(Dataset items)

------------------------------------------------

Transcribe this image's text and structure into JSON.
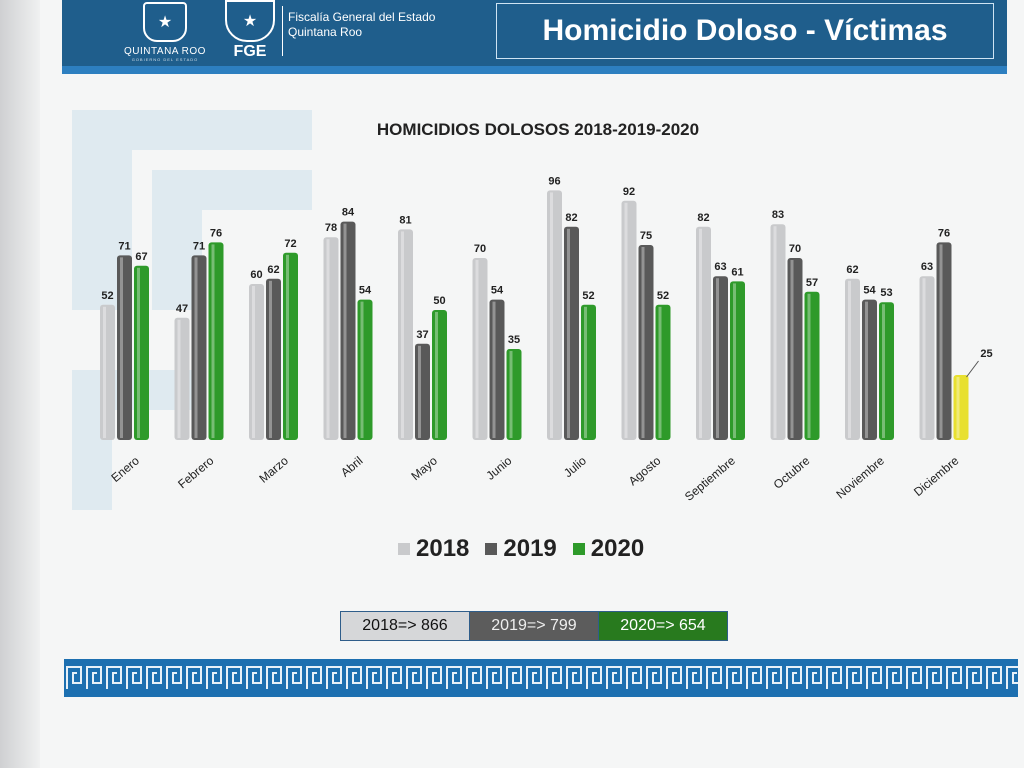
{
  "header": {
    "logo_left_text": "QUINTANA ROO",
    "logo_left_subtext": "GOBIERNO DEL ESTADO",
    "logo_right_text": "FGE",
    "org_line1": "Fiscalía General del Estado",
    "org_line2": "Quintana Roo",
    "title": "Homicidio Doloso - Víctimas",
    "color": "#1f5e8c"
  },
  "chart_data": {
    "type": "bar",
    "title": "HOMICIDIOS DOLOSOS 2018-2019-2020",
    "categories": [
      "Enero",
      "Febrero",
      "Marzo",
      "Abril",
      "Mayo",
      "Junio",
      "Julio",
      "Agosto",
      "Septiembre",
      "Octubre",
      "Noviembre",
      "Diciembre"
    ],
    "series": [
      {
        "name": "2018",
        "color": "#c9cacc",
        "values": [
          52,
          47,
          60,
          78,
          81,
          70,
          96,
          92,
          82,
          83,
          62,
          63
        ]
      },
      {
        "name": "2019",
        "color": "#595959",
        "values": [
          71,
          71,
          62,
          84,
          37,
          54,
          82,
          75,
          63,
          70,
          54,
          76
        ]
      },
      {
        "name": "2020",
        "color": "#2e9a2a",
        "values": [
          67,
          76,
          72,
          54,
          50,
          35,
          52,
          52,
          61,
          57,
          53,
          25
        ],
        "highlight_color": "#e8e030"
      }
    ],
    "ylim": [
      0,
      100
    ],
    "grid": false,
    "legend_position": "bottom"
  },
  "totals": [
    {
      "label": "2018=> 866",
      "color": "#d6d7d9"
    },
    {
      "label": "2019=> 799",
      "color": "#5c5c5c"
    },
    {
      "label": "2020=> 654",
      "color": "#287a1e"
    }
  ]
}
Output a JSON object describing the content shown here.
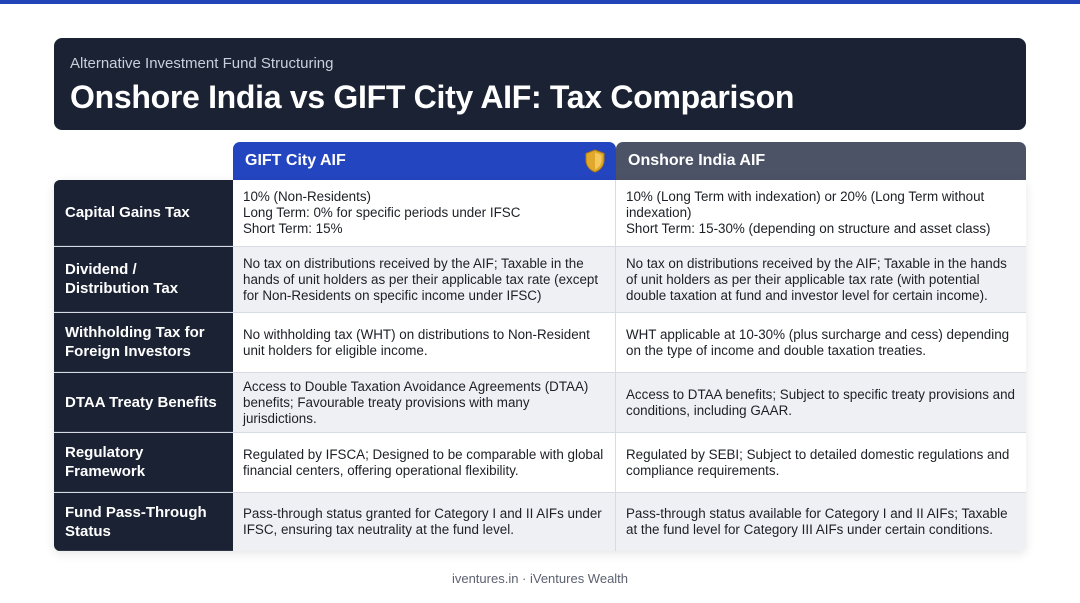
{
  "header": {
    "subtitle": "Alternative Investment Fund Structuring",
    "title": "Onshore India vs GIFT City AIF: Tax Comparison"
  },
  "columns": {
    "gift": "GIFT City AIF",
    "onshore": "Onshore India AIF",
    "gift_icon": "shield-icon"
  },
  "rows": [
    {
      "label": "Capital Gains Tax",
      "gift": "10% (Non-Residents)\nLong Term: 0% for specific periods under IFSC\nShort Term: 15%",
      "onshore": "10% (Long Term with indexation) or 20% (Long Term without indexation)\nShort Term: 15-30% (depending on structure and asset class)"
    },
    {
      "label": "Dividend / Distribution Tax",
      "gift": "No tax on distributions received by the AIF; Taxable in the hands of unit holders as per their applicable tax rate (except for Non-Residents on specific income under IFSC)",
      "onshore": "No tax on distributions received by the AIF; Taxable in the hands of unit holders as per their applicable tax rate (with potential double taxation at fund and investor level for certain income)."
    },
    {
      "label": "Withholding Tax for Foreign Investors",
      "gift": "No withholding tax (WHT) on distributions to Non-Resident unit holders for eligible income.",
      "onshore": "WHT applicable at 10-30% (plus surcharge and cess) depending on the type of income and double taxation treaties."
    },
    {
      "label": "DTAA Treaty Benefits",
      "gift": "Access to Double Taxation Avoidance Agreements (DTAA) benefits; Favourable treaty provisions with many jurisdictions.",
      "onshore": "Access to DTAA benefits; Subject to specific treaty provisions and conditions, including GAAR."
    },
    {
      "label": "Regulatory Framework",
      "gift": "Regulated by IFSCA; Designed to be comparable with global financial centers, offering operational flexibility.",
      "onshore": "Regulated by SEBI; Subject to detailed domestic regulations and compliance requirements."
    },
    {
      "label": "Fund Pass-Through Status",
      "gift": "Pass-through status granted for Category I and II AIFs under IFSC, ensuring tax neutrality at the fund level.",
      "onshore": "Pass-through status available for Category I and II AIFs; Taxable at the fund level for Category III AIFs under certain conditions."
    }
  ],
  "footer": "iventures.in · iVentures Wealth",
  "colors": {
    "navy": "#1a2233",
    "gift_blue": "#2445c0",
    "onshore_gray": "#4c5366",
    "shield_gold": "#e0a92c"
  }
}
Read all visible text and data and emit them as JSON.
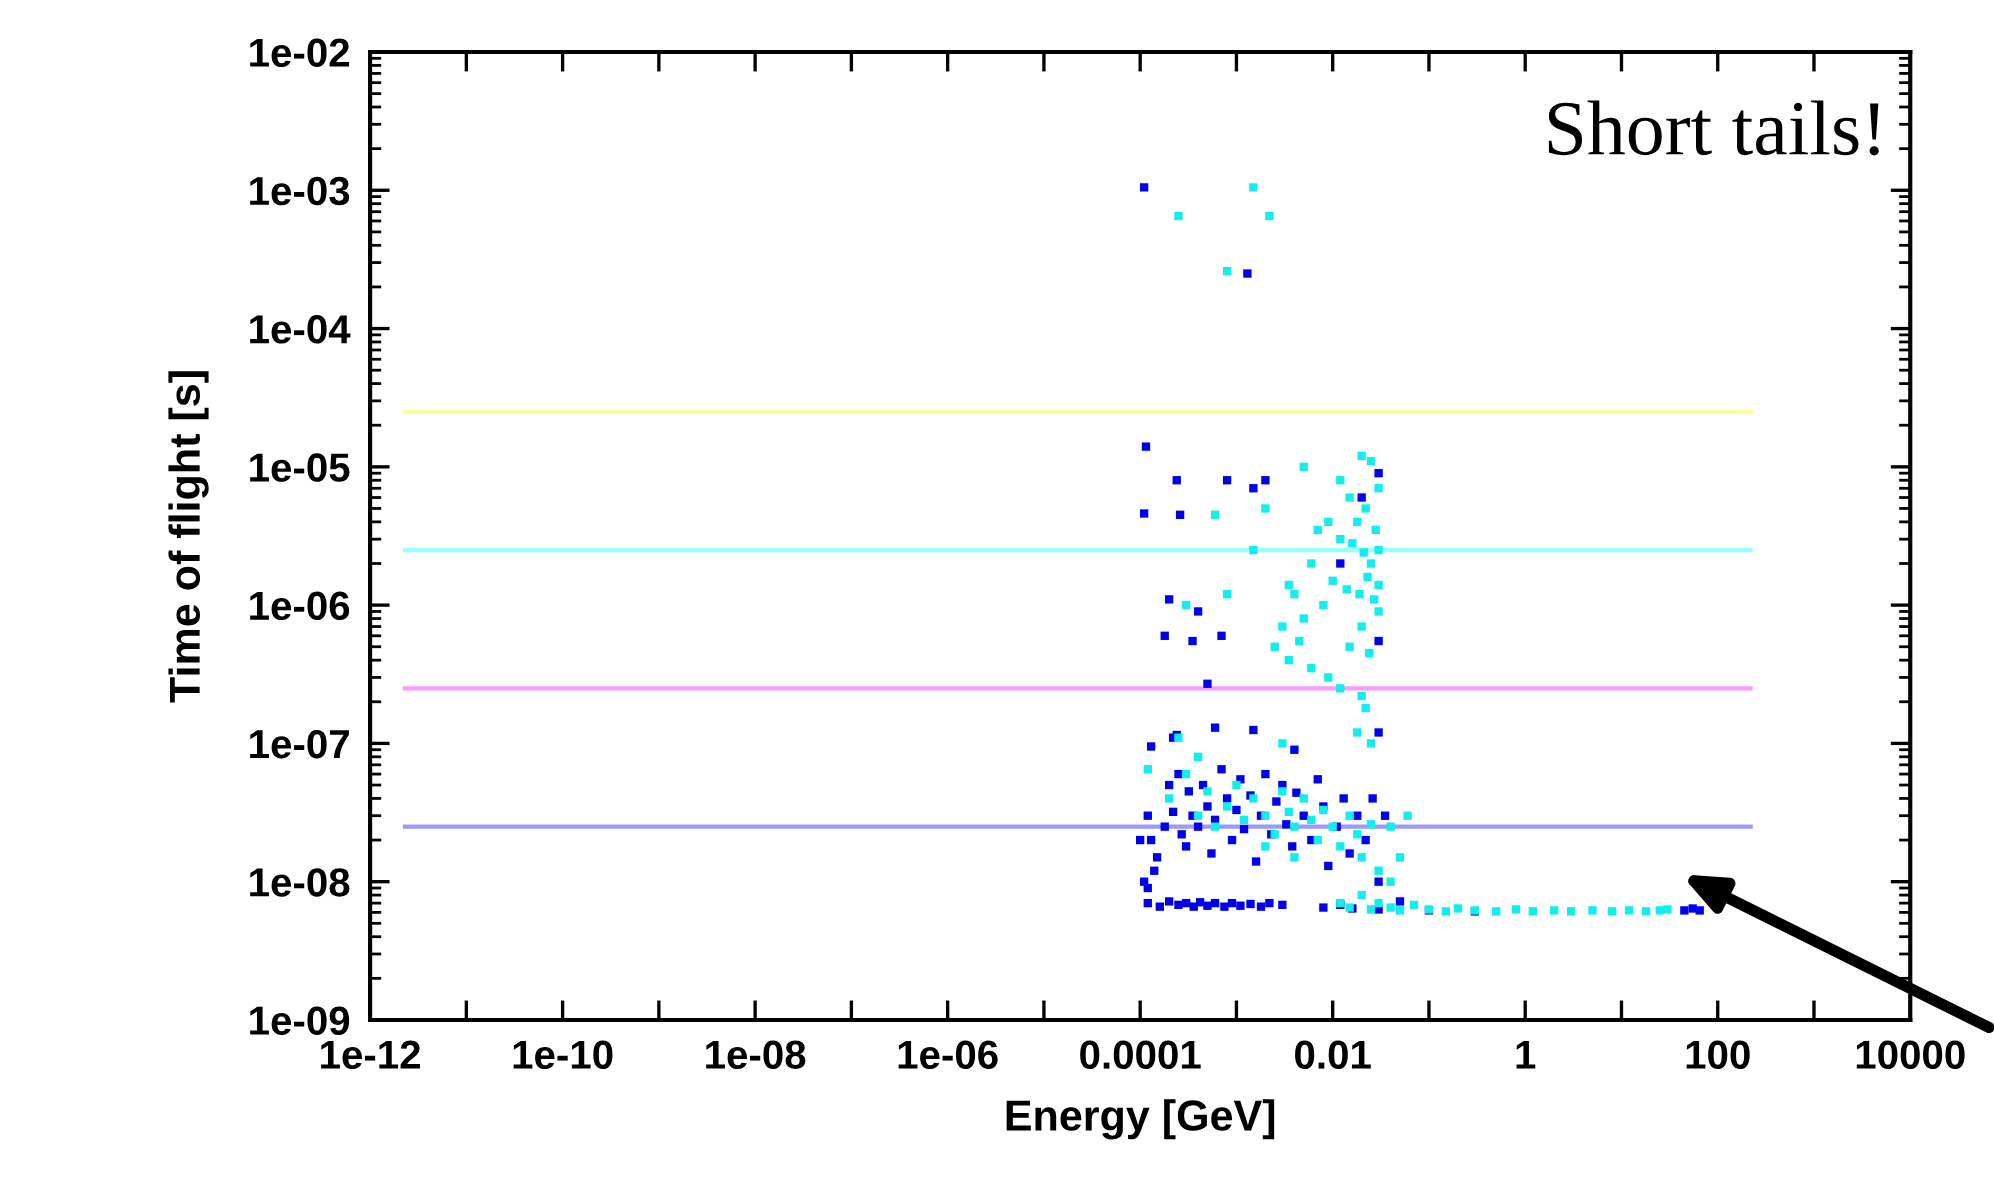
{
  "chart_data": {
    "type": "scatter",
    "xlabel": "Energy [GeV]",
    "ylabel": "Time of flight [s]",
    "log": "xy",
    "grid": false,
    "legend": false,
    "xlim": [
      1e-12,
      10000
    ],
    "ylim": [
      1e-09,
      0.01
    ],
    "xticks": [
      {
        "value": 1e-12,
        "label": "1e-12"
      },
      {
        "value": 1e-11,
        "label": null
      },
      {
        "value": 1e-10,
        "label": "1e-10"
      },
      {
        "value": 1e-09,
        "label": null
      },
      {
        "value": 1e-08,
        "label": "1e-08"
      },
      {
        "value": 1e-07,
        "label": null
      },
      {
        "value": 1e-06,
        "label": "1e-06"
      },
      {
        "value": 1e-05,
        "label": null
      },
      {
        "value": 0.0001,
        "label": "0.0001"
      },
      {
        "value": 0.001,
        "label": null
      },
      {
        "value": 0.01,
        "label": "0.01"
      },
      {
        "value": 0.1,
        "label": null
      },
      {
        "value": 1,
        "label": "1"
      },
      {
        "value": 10,
        "label": null
      },
      {
        "value": 100,
        "label": "100"
      },
      {
        "value": 1000,
        "label": null
      },
      {
        "value": 10000,
        "label": "10000"
      }
    ],
    "yticks": [
      {
        "value": 1e-09,
        "label": "1e-09"
      },
      {
        "value": 1e-08,
        "label": "1e-08"
      },
      {
        "value": 1e-07,
        "label": "1e-07"
      },
      {
        "value": 1e-06,
        "label": "1e-06"
      },
      {
        "value": 1e-05,
        "label": "1e-05"
      },
      {
        "value": 0.0001,
        "label": "1e-04"
      },
      {
        "value": 0.001,
        "label": "1e-03"
      },
      {
        "value": 0.01,
        "label": "1e-02"
      }
    ],
    "annotations": [
      "Short tails!"
    ],
    "series": [
      {
        "type": "line",
        "color": "#ffff99",
        "x": [
          2.3e-12,
          220
        ],
        "values": [
          2.5e-05,
          2.5e-05
        ]
      },
      {
        "type": "line",
        "color": "#99ffff",
        "x": [
          2.3e-12,
          220
        ],
        "values": [
          2.5e-06,
          2.5e-06
        ]
      },
      {
        "type": "line",
        "color": "#ff99ff",
        "x": [
          2.3e-12,
          220
        ],
        "values": [
          2.5e-07,
          2.5e-07
        ]
      },
      {
        "type": "line",
        "color": "#9999ff",
        "x": [
          2.3e-12,
          220
        ],
        "values": [
          2.5e-08,
          2.5e-08
        ]
      },
      {
        "marker": "square",
        "color": "#0000ee",
        "x": [
          0.00011,
          0.0013,
          0.000115,
          0.00011,
          0.00024,
          0.0008,
          0.002,
          0.00026,
          0.0015,
          0.0002,
          0.0004,
          0.00018,
          0.0007,
          0.00035,
          0.0005,
          0.012,
          0.03,
          0.03,
          0.03,
          0.02,
          0.00012,
          0.00013,
          0.00015,
          0.00011,
          0.00012,
          0.00014,
          0.00018,
          0.0002,
          0.00022,
          0.00025,
          0.00027,
          0.0003,
          0.00032,
          0.00035,
          0.0004,
          0.00045,
          0.0005,
          0.00055,
          0.0006,
          0.0007,
          0.0008,
          0.0009,
          0.001,
          0.0011,
          0.0012,
          0.0014,
          0.0016,
          0.0018,
          0.002,
          0.0023,
          0.0026,
          0.003,
          0.0033,
          0.0038,
          0.0042,
          0.005,
          0.006,
          0.007,
          0.008,
          0.009,
          0.011,
          0.013,
          0.015,
          0.018,
          0.022,
          0.026,
          0.03,
          0.035,
          0.00024,
          0.00022,
          0.00013,
          0.0006,
          0.0015,
          0.004,
          0.0001,
          0.00012,
          0.00016,
          0.0002,
          0.00025,
          0.0003,
          0.00036,
          0.00042,
          0.0005,
          0.0006,
          0.00075,
          0.0009,
          0.0011,
          0.0014,
          0.0018,
          0.0022,
          0.003,
          0.008,
          0.012,
          0.016,
          0.03,
          0.05,
          0.1,
          0.3,
          45,
          55,
          65
        ],
        "values": [
          0.00105,
          0.00025,
          1.4e-05,
          4.6e-06,
          8e-06,
          8e-06,
          8e-06,
          4.5e-06,
          7e-06,
          1.1e-06,
          9e-07,
          6e-07,
          6e-07,
          5.5e-07,
          2.7e-07,
          2e-06,
          9e-06,
          5.5e-07,
          1.2e-07,
          6e-06,
          3e-08,
          2e-08,
          1.5e-08,
          1e-08,
          9e-09,
          1.2e-08,
          2.5e-08,
          5e-08,
          3.2e-08,
          6e-08,
          2.2e-08,
          1.8e-08,
          4.5e-08,
          3e-08,
          2.5e-08,
          5e-08,
          3.5e-08,
          1.6e-08,
          2.8e-08,
          6.5e-08,
          4e-08,
          2e-08,
          3.3e-08,
          5.5e-08,
          2.4e-08,
          4.2e-08,
          1.4e-08,
          3e-08,
          6e-08,
          2.2e-08,
          3.8e-08,
          5e-08,
          2.6e-08,
          1.8e-08,
          4.4e-08,
          3e-08,
          2e-08,
          5.5e-08,
          3.5e-08,
          1.3e-08,
          2.5e-08,
          4e-08,
          1.6e-08,
          3e-08,
          2e-08,
          4e-08,
          1e-08,
          3e-08,
          1.15e-07,
          1.1e-07,
          9.5e-08,
          1.3e-07,
          1.25e-07,
          9e-08,
          2e-08,
          7e-09,
          6.6e-09,
          7.2e-09,
          6.8e-09,
          7e-09,
          6.6e-09,
          7.1e-09,
          6.7e-09,
          7e-09,
          6.6e-09,
          7e-09,
          6.7e-09,
          6.9e-09,
          6.6e-09,
          7e-09,
          6.8e-09,
          6.5e-09,
          6.8e-09,
          6.4e-09,
          6.3e-09,
          7.2e-09,
          6.2e-09,
          6.1e-09,
          6.2e-09,
          6.4e-09,
          6.2e-09
        ]
      },
      {
        "marker": "square",
        "color": "#11eeee",
        "x": [
          0.00025,
          0.0015,
          0.0022,
          0.0008,
          0.005,
          0.012,
          0.02,
          0.025,
          0.015,
          0.022,
          0.018,
          0.03,
          0.028,
          0.016,
          0.021,
          0.025,
          0.03,
          0.012,
          0.009,
          0.007,
          0.006,
          0.01,
          0.014,
          0.019,
          0.023,
          0.027,
          0.03,
          0.008,
          0.005,
          0.004,
          0.003,
          0.0025,
          0.0035,
          0.0045,
          0.006,
          0.009,
          0.012,
          0.015,
          0.02,
          0.024,
          0.03,
          0.02,
          0.022,
          0.018,
          0.025,
          0.002,
          0.0015,
          0.0035,
          0.0008,
          0.0003,
          0.0006,
          0.0002,
          0.0003,
          0.0004,
          0.0005,
          0.0006,
          0.0008,
          0.001,
          0.0012,
          0.0015,
          0.002,
          0.0025,
          0.003,
          0.0035,
          0.004,
          0.005,
          0.006,
          0.007,
          0.008,
          0.01,
          0.012,
          0.015,
          0.018,
          0.02,
          0.025,
          0.03,
          0.04,
          0.06,
          0.05,
          0.04,
          0.00025,
          0.0004,
          0.00012,
          0.003,
          0.002,
          0.004,
          0.012,
          0.015,
          0.02,
          0.025,
          0.03,
          0.04,
          0.05,
          0.07,
          0.1,
          0.15,
          0.2,
          0.3,
          0.5,
          0.8,
          1.2,
          2,
          3,
          5,
          8,
          12,
          18,
          25,
          30
        ],
        "values": [
          0.00065,
          0.00105,
          0.00065,
          0.00026,
          1e-05,
          8e-06,
          1.2e-05,
          1.1e-05,
          6e-06,
          5e-06,
          4e-06,
          7e-06,
          3.5e-06,
          2.8e-06,
          2.4e-06,
          2e-06,
          2.5e-06,
          3e-06,
          4e-06,
          3.5e-06,
          2e-06,
          1.5e-06,
          1.3e-06,
          1.2e-06,
          1.6e-06,
          1.1e-06,
          1.4e-06,
          1e-06,
          8e-07,
          1.2e-06,
          7e-07,
          5e-07,
          4e-07,
          5.5e-07,
          3.5e-07,
          3e-07,
          2.5e-07,
          5e-07,
          7e-07,
          4.5e-07,
          9e-07,
          2.2e-07,
          1.8e-07,
          1.2e-07,
          1e-07,
          5e-06,
          2.5e-06,
          1.4e-06,
          1.2e-06,
          1e-06,
          4.5e-06,
          4e-08,
          6e-08,
          3e-08,
          4.5e-08,
          2.5e-08,
          3.5e-08,
          5e-08,
          2.8e-08,
          4e-08,
          3e-08,
          2.2e-08,
          4.5e-08,
          3.2e-08,
          2.5e-08,
          4e-08,
          2.8e-08,
          2e-08,
          3.3e-08,
          2.5e-08,
          1.8e-08,
          3e-08,
          2.2e-08,
          1.5e-08,
          2.6e-08,
          1.2e-08,
          2.5e-08,
          3e-08,
          1.5e-08,
          1e-08,
          1.1e-07,
          8e-08,
          6.5e-08,
          1e-07,
          1.8e-08,
          1.5e-08,
          7e-09,
          6.5e-09,
          8e-09,
          6.3e-09,
          7e-09,
          6.5e-09,
          6.2e-09,
          6.8e-09,
          6.3e-09,
          6.1e-09,
          6.4e-09,
          6.2e-09,
          6.1e-09,
          6.3e-09,
          6.1e-09,
          6.2e-09,
          6.1e-09,
          6.2e-09,
          6.1e-09,
          6.2e-09,
          6.1e-09,
          6.2e-09,
          6.3e-09
        ]
      }
    ]
  }
}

------------------------------------------------

In the listing above, find each line with the word "holders" and copy it.

Written reply:
      "gift": "No tax on distributions received by the AIF; Taxable in the hands of unit holders as per their applicable tax rate (except for Non-Residents on specific income under IFSC)",
      "onshore": "No tax on distributions received by the AIF; Taxable in the hands of unit holders as per their applicable tax rate (with potential double taxation at fund and investor level for certain income)."
      "gift": "No withholding tax (WHT) on distributions to Non-Resident unit holders for eligible income.",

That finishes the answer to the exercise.